> [TO BE DONE]: Look for the string "behoefte" in the lines and copy each line that has it.

==== EXERCISE INPUT ====

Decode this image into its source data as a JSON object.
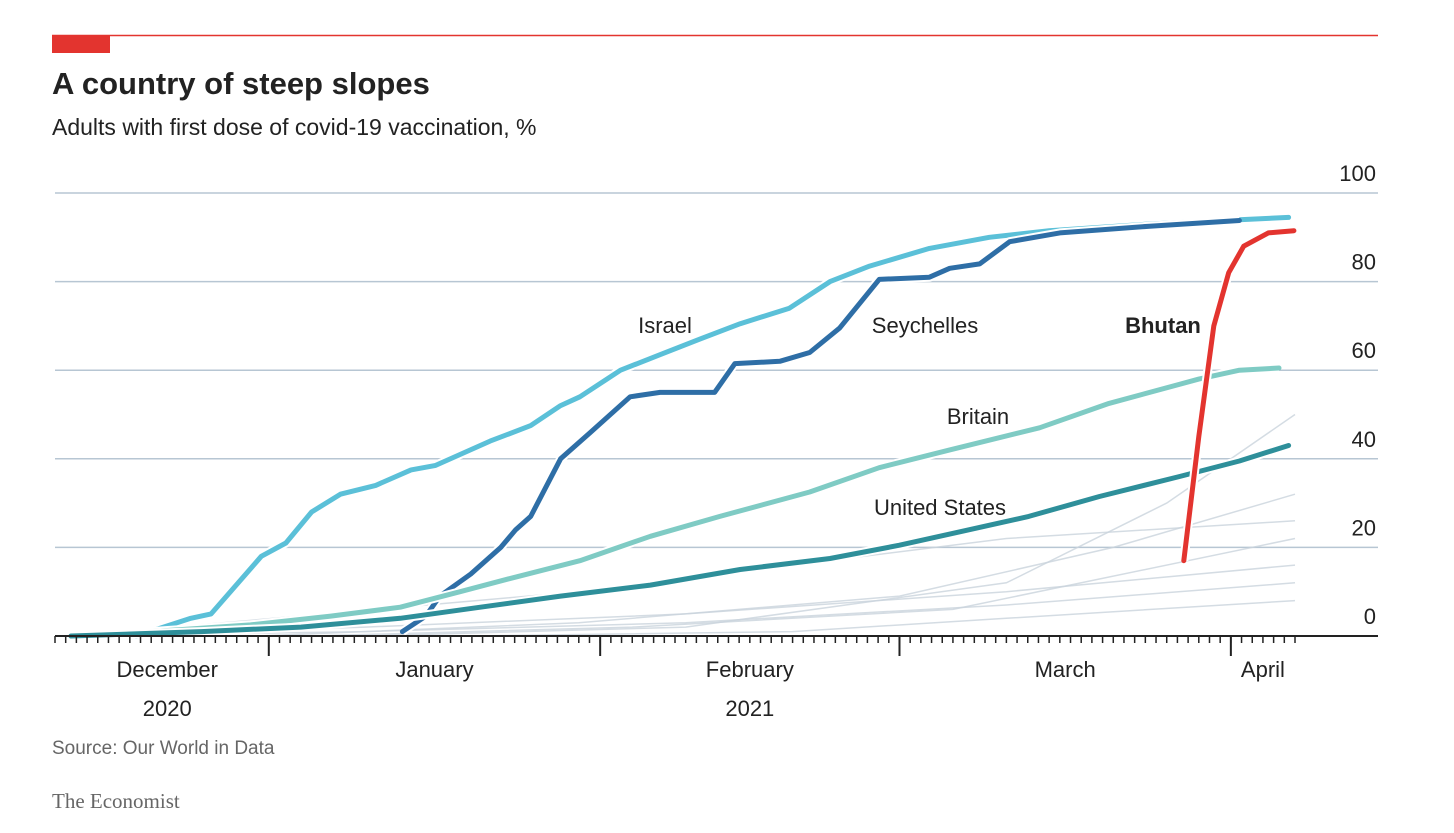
{
  "chart_data": {
    "type": "line",
    "title": "A country of steep slopes",
    "subtitle": "Adults with first dose of covid-19 vaccination, %",
    "source": "Source: Our World in Data",
    "brand": "The Economist",
    "xlim": [
      11,
      127
    ],
    "ylim": [
      0,
      100
    ],
    "yticks": [
      0,
      20,
      40,
      60,
      80,
      100
    ],
    "grid": true,
    "month_boundaries": [
      31,
      62,
      90,
      121
    ],
    "xticks": [
      {
        "value": 21.5,
        "label": "December"
      },
      {
        "value": 46.5,
        "label": "January"
      },
      {
        "value": 76,
        "label": "February"
      },
      {
        "value": 105.5,
        "label": "March"
      },
      {
        "value": 124,
        "label": "April"
      }
    ],
    "year_labels": [
      {
        "value": 21.5,
        "label": "2020"
      },
      {
        "value": 76,
        "label": "2021"
      }
    ],
    "background_color": "#c9d3dc",
    "background_series": [
      {
        "x": [
          12.5,
          40,
          70,
          100,
          127
        ],
        "values": [
          0,
          2,
          5,
          10,
          16
        ]
      },
      {
        "x": [
          12.5,
          40,
          70,
          100,
          127
        ],
        "values": [
          0,
          1,
          3,
          7,
          12
        ]
      },
      {
        "x": [
          30,
          60,
          90,
          110,
          127
        ],
        "values": [
          0,
          3,
          9,
          20,
          32
        ]
      },
      {
        "x": [
          40,
          70,
          100,
          115,
          127
        ],
        "values": [
          0,
          2,
          12,
          30,
          50
        ]
      },
      {
        "x": [
          35,
          65,
          95,
          127
        ],
        "values": [
          0,
          2,
          6,
          22
        ]
      },
      {
        "x": [
          50,
          80,
          100,
          127
        ],
        "values": [
          0,
          1,
          4,
          8
        ]
      },
      {
        "x": [
          12.5,
          60,
          100,
          127
        ],
        "values": [
          0,
          10,
          22,
          26
        ]
      }
    ],
    "series": [
      {
        "name": "Israel",
        "color": "#5bc0d8",
        "x": [
          18.6,
          23.7,
          25.6,
          30.3,
          32.6,
          35,
          37.7,
          41,
          44.3,
          46.6,
          51.7,
          55.5,
          58.3,
          60.1,
          63.9,
          67.6,
          71.3,
          75.1,
          79.7,
          83.5,
          87.2,
          92.8,
          98.4,
          104,
          113.4,
          126.4
        ],
        "values": [
          0,
          4,
          5,
          18,
          21,
          28,
          32,
          34,
          37.5,
          38.5,
          44,
          47.5,
          52,
          54,
          60,
          63.5,
          67,
          70.5,
          74,
          80,
          83.5,
          87.5,
          90,
          91.5,
          93,
          94.5
        ]
      },
      {
        "name": "Seychelles",
        "color": "#2e6ea6",
        "x": [
          43.5,
          45.7,
          47,
          49.9,
          52.7,
          54.1,
          55.5,
          58.3,
          61.1,
          64.8,
          67.6,
          72.7,
          74.6,
          78.8,
          81.6,
          84.4,
          88.1,
          92.8,
          94.7,
          97.5,
          100.3,
          105,
          113.4,
          121.8
        ],
        "values": [
          1,
          4.5,
          9,
          14,
          20,
          24,
          27,
          40,
          46,
          54,
          55,
          55,
          61.5,
          62,
          64,
          69.5,
          80.5,
          81,
          83,
          84,
          89,
          91,
          92.5,
          93.8
        ]
      },
      {
        "name": "Britain",
        "color": "#7fcbc4",
        "x": [
          12.5,
          20,
          29.3,
          36.8,
          43.3,
          48.9,
          53.6,
          60.1,
          66.7,
          73.2,
          81.6,
          88.1,
          94.7,
          103.1,
          109.6,
          118,
          121.8,
          125.5
        ],
        "values": [
          0,
          1,
          2.5,
          4.5,
          6.5,
          10,
          13,
          17,
          22.5,
          27,
          32.5,
          38,
          42,
          47,
          52.5,
          58,
          60,
          60.5
        ]
      },
      {
        "name": "United States",
        "color": "#2e8f9a",
        "x": [
          12.5,
          24.7,
          34,
          43.3,
          50.8,
          58.3,
          66.7,
          75.1,
          83.5,
          90,
          95.6,
          102.1,
          108.7,
          116.2,
          121.8,
          126.4
        ],
        "values": [
          0,
          1,
          2,
          4,
          6.5,
          9,
          11.5,
          15,
          17.5,
          20.5,
          23.5,
          27,
          31.5,
          36,
          39.5,
          43
        ]
      },
      {
        "name": "Bhutan",
        "color": "#e3342f",
        "x": [
          116.6,
          118,
          119.4,
          120.8,
          122.2,
          124.5,
          126.9
        ],
        "values": [
          17,
          45,
          70,
          82,
          88,
          91,
          91.5
        ]
      }
    ]
  }
}
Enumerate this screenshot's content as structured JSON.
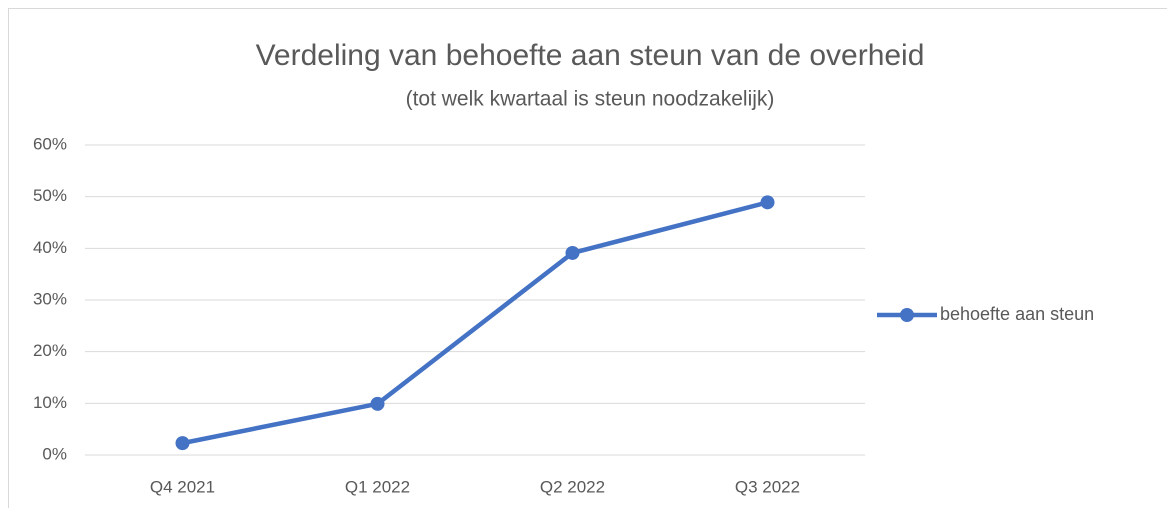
{
  "chart_data": {
    "type": "line",
    "title": "Verdeling van behoefte aan steun van de overheid",
    "subtitle": "(tot welk kwartaal is steun noodzakelijk)",
    "categories": [
      "Q4 2021",
      "Q1 2022",
      "Q2 2022",
      "Q3 2022"
    ],
    "series": [
      {
        "name": "behoefte aan steun",
        "color": "#4472c4",
        "values": [
          2.3,
          9.9,
          39.1,
          48.9
        ]
      }
    ],
    "ylim": [
      0,
      60
    ],
    "yticks": [
      {
        "value": 0,
        "label": "0%"
      },
      {
        "value": 10,
        "label": "10%"
      },
      {
        "value": 20,
        "label": "20%"
      },
      {
        "value": 30,
        "label": "30%"
      },
      {
        "value": 40,
        "label": "40%"
      },
      {
        "value": 50,
        "label": "50%"
      },
      {
        "value": 60,
        "label": "60%"
      }
    ],
    "grid": true,
    "legend": "right"
  }
}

====

> [EXERCISE RESPONSE]:
    "title": "Verdeling van behoefte aan steun van de overheid",
        "name": "behoefte aan steun",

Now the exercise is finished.